Task requirements
The answer is one number: how many lines in the data below hold "front".

Material for the task
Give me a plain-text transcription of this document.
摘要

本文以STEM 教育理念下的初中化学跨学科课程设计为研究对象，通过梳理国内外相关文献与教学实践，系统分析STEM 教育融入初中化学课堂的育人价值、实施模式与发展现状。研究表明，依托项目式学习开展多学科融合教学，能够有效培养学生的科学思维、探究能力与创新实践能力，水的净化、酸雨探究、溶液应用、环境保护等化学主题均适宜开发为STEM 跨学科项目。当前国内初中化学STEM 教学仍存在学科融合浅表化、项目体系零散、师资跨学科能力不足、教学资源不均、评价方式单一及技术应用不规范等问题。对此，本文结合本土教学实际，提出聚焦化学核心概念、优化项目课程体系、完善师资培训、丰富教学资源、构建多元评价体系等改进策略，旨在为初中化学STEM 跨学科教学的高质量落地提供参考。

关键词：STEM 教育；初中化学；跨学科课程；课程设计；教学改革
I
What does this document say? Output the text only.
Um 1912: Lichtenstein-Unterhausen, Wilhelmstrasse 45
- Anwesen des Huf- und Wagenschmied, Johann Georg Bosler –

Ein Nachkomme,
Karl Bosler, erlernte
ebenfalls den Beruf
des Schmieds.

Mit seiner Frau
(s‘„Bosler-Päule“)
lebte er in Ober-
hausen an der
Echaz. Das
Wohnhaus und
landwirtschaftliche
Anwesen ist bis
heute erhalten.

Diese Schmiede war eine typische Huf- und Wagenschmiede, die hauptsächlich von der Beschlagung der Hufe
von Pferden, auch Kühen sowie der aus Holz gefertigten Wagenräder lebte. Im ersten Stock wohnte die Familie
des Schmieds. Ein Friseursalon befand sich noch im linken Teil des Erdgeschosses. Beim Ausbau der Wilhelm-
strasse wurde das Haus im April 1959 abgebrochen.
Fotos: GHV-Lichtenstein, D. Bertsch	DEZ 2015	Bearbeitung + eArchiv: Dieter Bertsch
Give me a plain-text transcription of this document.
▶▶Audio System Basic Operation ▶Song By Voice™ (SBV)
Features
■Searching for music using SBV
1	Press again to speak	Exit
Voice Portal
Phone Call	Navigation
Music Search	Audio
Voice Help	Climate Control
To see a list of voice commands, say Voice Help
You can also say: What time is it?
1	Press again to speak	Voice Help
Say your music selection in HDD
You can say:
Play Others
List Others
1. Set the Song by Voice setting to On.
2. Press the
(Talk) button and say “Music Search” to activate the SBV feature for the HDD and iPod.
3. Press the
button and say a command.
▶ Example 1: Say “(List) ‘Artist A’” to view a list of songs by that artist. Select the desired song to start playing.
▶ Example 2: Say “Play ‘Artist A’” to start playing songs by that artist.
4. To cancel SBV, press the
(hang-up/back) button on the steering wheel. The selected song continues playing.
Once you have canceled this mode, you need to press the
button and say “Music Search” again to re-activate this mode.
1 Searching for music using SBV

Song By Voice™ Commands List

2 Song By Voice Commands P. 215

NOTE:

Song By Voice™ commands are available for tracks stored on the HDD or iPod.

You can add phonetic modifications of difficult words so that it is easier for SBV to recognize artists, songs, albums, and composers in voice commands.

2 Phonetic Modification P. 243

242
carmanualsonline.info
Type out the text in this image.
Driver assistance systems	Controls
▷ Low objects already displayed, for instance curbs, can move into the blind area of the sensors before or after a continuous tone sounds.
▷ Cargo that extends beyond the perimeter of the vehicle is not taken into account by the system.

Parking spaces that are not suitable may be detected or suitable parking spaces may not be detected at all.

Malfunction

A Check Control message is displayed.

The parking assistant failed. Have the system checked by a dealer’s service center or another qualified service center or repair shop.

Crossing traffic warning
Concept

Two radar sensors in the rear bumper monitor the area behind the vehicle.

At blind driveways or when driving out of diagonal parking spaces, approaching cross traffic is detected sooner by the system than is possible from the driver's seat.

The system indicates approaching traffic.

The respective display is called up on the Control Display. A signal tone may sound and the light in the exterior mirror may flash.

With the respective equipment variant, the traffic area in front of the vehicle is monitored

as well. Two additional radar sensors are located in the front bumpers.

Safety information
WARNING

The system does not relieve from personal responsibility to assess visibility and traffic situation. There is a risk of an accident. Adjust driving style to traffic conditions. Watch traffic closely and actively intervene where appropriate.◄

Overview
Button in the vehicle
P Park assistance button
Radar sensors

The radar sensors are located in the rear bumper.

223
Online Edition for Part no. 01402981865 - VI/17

Correct result
2